## begin MATERIAL SUPPLIED
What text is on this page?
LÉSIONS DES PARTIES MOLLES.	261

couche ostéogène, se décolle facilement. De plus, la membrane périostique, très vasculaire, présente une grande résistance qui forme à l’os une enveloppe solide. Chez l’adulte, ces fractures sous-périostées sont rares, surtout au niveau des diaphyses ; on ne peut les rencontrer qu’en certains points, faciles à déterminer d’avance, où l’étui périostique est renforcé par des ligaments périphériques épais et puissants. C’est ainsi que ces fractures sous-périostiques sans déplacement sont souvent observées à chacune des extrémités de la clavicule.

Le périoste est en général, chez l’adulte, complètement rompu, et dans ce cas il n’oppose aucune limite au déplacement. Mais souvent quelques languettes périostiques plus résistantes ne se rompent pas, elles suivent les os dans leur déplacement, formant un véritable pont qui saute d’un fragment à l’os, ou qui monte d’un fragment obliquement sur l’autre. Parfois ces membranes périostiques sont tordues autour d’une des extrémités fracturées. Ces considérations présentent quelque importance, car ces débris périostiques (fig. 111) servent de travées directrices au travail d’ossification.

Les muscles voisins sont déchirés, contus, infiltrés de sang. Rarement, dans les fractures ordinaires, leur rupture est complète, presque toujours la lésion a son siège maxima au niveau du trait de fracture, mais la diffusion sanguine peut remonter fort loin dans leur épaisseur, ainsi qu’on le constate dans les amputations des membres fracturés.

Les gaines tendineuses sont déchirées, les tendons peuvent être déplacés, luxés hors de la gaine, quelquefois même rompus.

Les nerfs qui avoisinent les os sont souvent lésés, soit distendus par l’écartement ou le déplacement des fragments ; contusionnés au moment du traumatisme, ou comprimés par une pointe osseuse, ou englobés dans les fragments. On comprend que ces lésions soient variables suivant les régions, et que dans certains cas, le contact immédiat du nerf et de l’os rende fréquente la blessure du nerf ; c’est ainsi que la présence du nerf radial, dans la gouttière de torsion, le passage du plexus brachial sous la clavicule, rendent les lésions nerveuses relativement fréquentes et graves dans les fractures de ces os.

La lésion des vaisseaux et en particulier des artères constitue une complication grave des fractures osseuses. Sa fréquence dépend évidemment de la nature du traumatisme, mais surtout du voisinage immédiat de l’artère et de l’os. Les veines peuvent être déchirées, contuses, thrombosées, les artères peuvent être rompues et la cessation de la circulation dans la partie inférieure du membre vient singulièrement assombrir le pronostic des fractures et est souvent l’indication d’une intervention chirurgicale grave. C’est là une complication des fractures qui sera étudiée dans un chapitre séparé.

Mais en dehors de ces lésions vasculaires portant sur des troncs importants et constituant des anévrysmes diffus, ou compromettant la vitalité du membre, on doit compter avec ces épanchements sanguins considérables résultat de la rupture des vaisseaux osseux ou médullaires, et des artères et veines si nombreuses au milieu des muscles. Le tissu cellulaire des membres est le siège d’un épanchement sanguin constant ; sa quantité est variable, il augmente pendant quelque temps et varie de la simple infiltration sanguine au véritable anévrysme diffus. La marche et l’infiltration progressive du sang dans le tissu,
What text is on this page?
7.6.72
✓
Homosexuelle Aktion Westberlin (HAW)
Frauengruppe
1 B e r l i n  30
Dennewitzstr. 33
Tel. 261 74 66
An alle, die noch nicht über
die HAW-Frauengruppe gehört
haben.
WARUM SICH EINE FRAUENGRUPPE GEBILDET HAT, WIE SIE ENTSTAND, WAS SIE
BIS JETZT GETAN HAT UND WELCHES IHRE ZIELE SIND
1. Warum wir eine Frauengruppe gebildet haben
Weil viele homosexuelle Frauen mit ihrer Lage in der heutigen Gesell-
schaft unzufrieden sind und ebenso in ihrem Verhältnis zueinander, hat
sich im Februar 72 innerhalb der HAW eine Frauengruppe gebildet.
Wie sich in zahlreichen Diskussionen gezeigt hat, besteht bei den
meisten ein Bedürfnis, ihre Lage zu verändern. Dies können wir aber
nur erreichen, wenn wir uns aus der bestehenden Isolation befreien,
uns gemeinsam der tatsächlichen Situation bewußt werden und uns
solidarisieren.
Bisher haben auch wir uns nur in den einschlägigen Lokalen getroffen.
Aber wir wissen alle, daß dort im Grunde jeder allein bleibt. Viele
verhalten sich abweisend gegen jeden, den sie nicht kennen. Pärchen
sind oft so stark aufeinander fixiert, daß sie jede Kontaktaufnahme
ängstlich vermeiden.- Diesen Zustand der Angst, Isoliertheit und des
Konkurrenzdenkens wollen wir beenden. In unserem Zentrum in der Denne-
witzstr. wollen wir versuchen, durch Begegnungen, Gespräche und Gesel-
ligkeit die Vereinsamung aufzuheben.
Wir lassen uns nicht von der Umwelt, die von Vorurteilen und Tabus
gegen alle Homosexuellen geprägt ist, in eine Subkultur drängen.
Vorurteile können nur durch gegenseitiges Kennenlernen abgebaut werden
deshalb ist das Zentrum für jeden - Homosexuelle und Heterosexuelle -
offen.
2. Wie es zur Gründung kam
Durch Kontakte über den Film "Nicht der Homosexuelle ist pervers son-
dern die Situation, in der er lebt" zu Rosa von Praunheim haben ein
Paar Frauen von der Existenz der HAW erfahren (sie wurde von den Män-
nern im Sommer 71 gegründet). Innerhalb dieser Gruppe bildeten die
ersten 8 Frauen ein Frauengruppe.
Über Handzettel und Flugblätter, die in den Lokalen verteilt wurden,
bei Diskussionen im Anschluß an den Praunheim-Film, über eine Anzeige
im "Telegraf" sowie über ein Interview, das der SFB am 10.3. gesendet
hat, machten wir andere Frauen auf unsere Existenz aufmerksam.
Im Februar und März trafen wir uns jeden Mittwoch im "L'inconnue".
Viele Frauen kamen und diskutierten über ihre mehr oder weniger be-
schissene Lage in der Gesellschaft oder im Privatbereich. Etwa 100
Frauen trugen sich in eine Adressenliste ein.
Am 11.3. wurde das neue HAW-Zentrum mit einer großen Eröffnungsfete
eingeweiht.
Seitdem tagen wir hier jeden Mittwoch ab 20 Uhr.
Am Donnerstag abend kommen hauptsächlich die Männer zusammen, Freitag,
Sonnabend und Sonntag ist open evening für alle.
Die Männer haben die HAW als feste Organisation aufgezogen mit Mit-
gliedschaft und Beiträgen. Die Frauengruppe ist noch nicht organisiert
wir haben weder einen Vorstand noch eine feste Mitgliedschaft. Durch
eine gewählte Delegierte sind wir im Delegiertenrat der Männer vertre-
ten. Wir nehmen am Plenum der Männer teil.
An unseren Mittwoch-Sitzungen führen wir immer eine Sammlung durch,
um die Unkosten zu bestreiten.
## end MATERIAL SUPPLIED
# [WORK REQUIRED]
Print the material once more, exactly.

# [COMPLETE ANSWER]
What text is on this page?
LÉSIONS DES PARTIES MOLLES.	261

couche ostéogène, se décolle facilement. De plus, la membrane périostique, très vasculaire, présente une grande résistance qui forme à l’os une enveloppe solide. Chez l’adulte, ces fractures sous-périostées sont rares, surtout au niveau des diaphyses ; on ne peut les rencontrer qu’en certains points, faciles à déterminer d’avance, où l’étui périostique est renforcé par des ligaments périphériques épais et puissants. C’est ainsi que ces fractures sous-périostiques sans déplacement sont souvent observées à chacune des extrémités de la clavicule.

Le périoste est en général, chez l’adulte, complètement rompu, et dans ce cas il n’oppose aucune limite au déplacement. Mais souvent quelques languettes périostiques plus résistantes ne se rompent pas, elles suivent les os dans leur déplacement, formant un véritable pont qui saute d’un fragment à l’os, ou qui monte d’un fragment obliquement sur l’autre. Parfois ces membranes périostiques sont tordues autour d’une des extrémités fracturées. Ces considérations présentent quelque importance, car ces débris périostiques (fig. 111) servent de travées directrices au travail d’ossification.

Les muscles voisins sont déchirés, contus, infiltrés de sang. Rarement, dans les fractures ordinaires, leur rupture est complète, presque toujours la lésion a son siège maxima au niveau du trait de fracture, mais la diffusion sanguine peut remonter fort loin dans leur épaisseur, ainsi qu’on le constate dans les amputations des membres fracturés.

Les gaines tendineuses sont déchirées, les tendons peuvent être déplacés, luxés hors de la gaine, quelquefois même rompus.

Les nerfs qui avoisinent les os sont souvent lésés, soit distendus par l’écartement ou le déplacement des fragments ; contusionnés au moment du traumatisme, ou comprimés par une pointe osseuse, ou englobés dans les fragments. On comprend que ces lésions soient variables suivant les régions, et que dans certains cas, le contact immédiat du nerf et de l’os rende fréquente la blessure du nerf ; c’est ainsi que la présence du nerf radial, dans la gouttière de torsion, le passage du plexus brachial sous la clavicule, rendent les lésions nerveuses relativement fréquentes et graves dans les fractures de ces os.

La lésion des vaisseaux et en particulier des artères constitue une complication grave des fractures osseuses. Sa fréquence dépend évidemment de la nature du traumatisme, mais surtout du voisinage immédiat de l’artère et de l’os. Les veines peuvent être déchirées, contuses, thrombosées, les artères peuvent être rompues et la cessation de la circulation dans la partie inférieure du membre vient singulièrement assombrir le pronostic des fractures et est souvent l’indication d’une intervention chirurgicale grave. C’est là une complication des fractures qui sera étudiée dans un chapitre séparé.

Mais en dehors de ces lésions vasculaires portant sur des troncs importants et constituant des anévrysmes diffus, ou compromettant la vitalité du membre, on doit compter avec ces épanchements sanguins considérables résultat de la rupture des vaisseaux osseux ou médullaires, et des artères et veines si nombreuses au milieu des muscles. Le tissu cellulaire des membres est le siège d’un épanchement sanguin constant ; sa quantité est variable, il augmente pendant quelque temps et varie de la simple infiltration sanguine au véritable anévrysme diffus. La marche et l’infiltration progressive du sang dans le tissu,
What text is on this page?
7.6.72
✓
Homosexuelle Aktion Westberlin (HAW)
Frauengruppe
1 B e r l i n  30
Dennewitzstr. 33
Tel. 261 74 66
An alle, die noch nicht über
die HAW-Frauengruppe gehört
haben.
WARUM SICH EINE FRAUENGRUPPE GEBILDET HAT, WIE SIE ENTSTAND, WAS SIE
BIS JETZT GETAN HAT UND WELCHES IHRE ZIELE SIND
1. Warum wir eine Frauengruppe gebildet haben
Weil viele homosexuelle Frauen mit ihrer Lage in der heutigen Gesell-
schaft unzufrieden sind und ebenso in ihrem Verhältnis zueinander, hat
sich im Februar 72 innerhalb der HAW eine Frauengruppe gebildet.
Wie sich in zahlreichen Diskussionen gezeigt hat, besteht bei den
meisten ein Bedürfnis, ihre Lage zu verändern. Dies können wir aber
nur erreichen, wenn wir uns aus der bestehenden Isolation befreien,
uns gemeinsam der tatsächlichen Situation bewußt werden und uns
solidarisieren.
Bisher haben auch wir uns nur in den einschlägigen Lokalen getroffen.
Aber wir wissen alle, daß dort im Grunde jeder allein bleibt. Viele
verhalten sich abweisend gegen jeden, den sie nicht kennen. Pärchen
sind oft so stark aufeinander fixiert, daß sie jede Kontaktaufnahme
ängstlich vermeiden.- Diesen Zustand der Angst, Isoliertheit und des
Konkurrenzdenkens wollen wir beenden. In unserem Zentrum in der Denne-
witzstr. wollen wir versuchen, durch Begegnungen, Gespräche und Gesel-
ligkeit die Vereinsamung aufzuheben.
Wir lassen uns nicht von der Umwelt, die von Vorurteilen und Tabus
gegen alle Homosexuellen geprägt ist, in eine Subkultur drängen.
Vorurteile können nur durch gegenseitiges Kennenlernen abgebaut werden
deshalb ist das Zentrum für jeden - Homosexuelle und Heterosexuelle -
offen.
2. Wie es zur Gründung kam
Durch Kontakte über den Film "Nicht der Homosexuelle ist pervers son-
dern die Situation, in der er lebt" zu Rosa von Praunheim haben ein
Paar Frauen von der Existenz der HAW erfahren (sie wurde von den Män-
nern im Sommer 71 gegründet). Innerhalb dieser Gruppe bildeten die
ersten 8 Frauen ein Frauengruppe.
Über Handzettel und Flugblätter, die in den Lokalen verteilt wurden,
bei Diskussionen im Anschluß an den Praunheim-Film, über eine Anzeige
im "Telegraf" sowie über ein Interview, das der SFB am 10.3. gesendet
hat, machten wir andere Frauen auf unsere Existenz aufmerksam.
Im Februar und März trafen wir uns jeden Mittwoch im "L'inconnue".
Viele Frauen kamen und diskutierten über ihre mehr oder weniger be-
schissene Lage in der Gesellschaft oder im Privatbereich. Etwa 100
Frauen trugen sich in eine Adressenliste ein.
Am 11.3. wurde das neue HAW-Zentrum mit einer großen Eröffnungsfete
eingeweiht.
Seitdem tagen wir hier jeden Mittwoch ab 20 Uhr.
Am Donnerstag abend kommen hauptsächlich die Männer zusammen, Freitag,
Sonnabend und Sonntag ist open evening für alle.
Die Männer haben die HAW als feste Organisation aufgezogen mit Mit-
gliedschaft und Beiträgen. Die Frauengruppe ist noch nicht organisiert
wir haben weder einen Vorstand noch eine feste Mitgliedschaft. Durch
eine gewählte Delegierte sind wir im Delegiertenrat der Männer vertre-
ten. Wir nehmen am Plenum der Männer teil.
An unseren Mittwoch-Sitzungen führen wir immer eine Sammlung durch,
um die Unkosten zu bestreiten.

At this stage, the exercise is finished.